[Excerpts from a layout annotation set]
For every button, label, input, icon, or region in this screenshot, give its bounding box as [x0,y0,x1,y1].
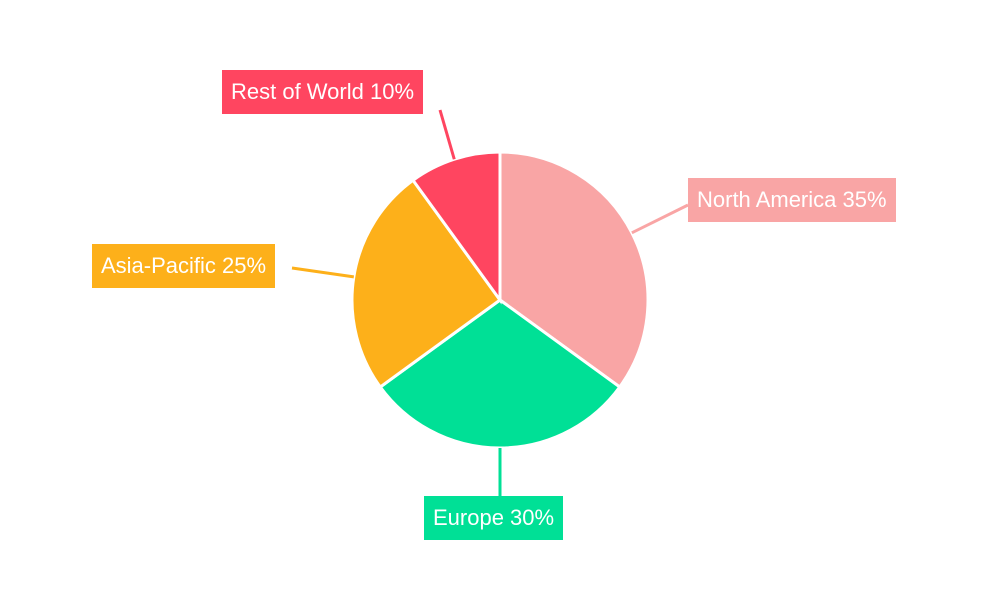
pie-slice-europe [378,298,622,450]
label-europe: Europe 30% [424,496,564,540]
label-north-america: North America 35% [688,178,896,222]
leader-line-north-america [631,203,689,235]
leader-line-rest-of-world [438,109,456,160]
leader-line-asia-pacific [291,266,355,279]
pie-slice-asia-pacific [350,178,503,390]
pie-slice-north-america [498,150,650,390]
label-rest-of-world: Rest of World 10% [222,70,424,114]
label-asia-pacific: Asia-Pacific 25% [92,244,276,288]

- Required task -
Set down the lines exactly, starting at the beginning and ending with the line that contains "leader-line-rest-of-world [438,109,456,160]", both ends included. Leave the pictures out of your answer.

- Exercise response -
For every button, label, input, icon, or region in this screenshot, give its bounding box as [x0,y0,x1,y1].
pie-slice-europe [378,298,622,450]
label-europe: Europe 30% [424,496,564,540]
label-north-america: North America 35% [688,178,896,222]
leader-line-north-america [631,203,689,235]
leader-line-rest-of-world [438,109,456,160]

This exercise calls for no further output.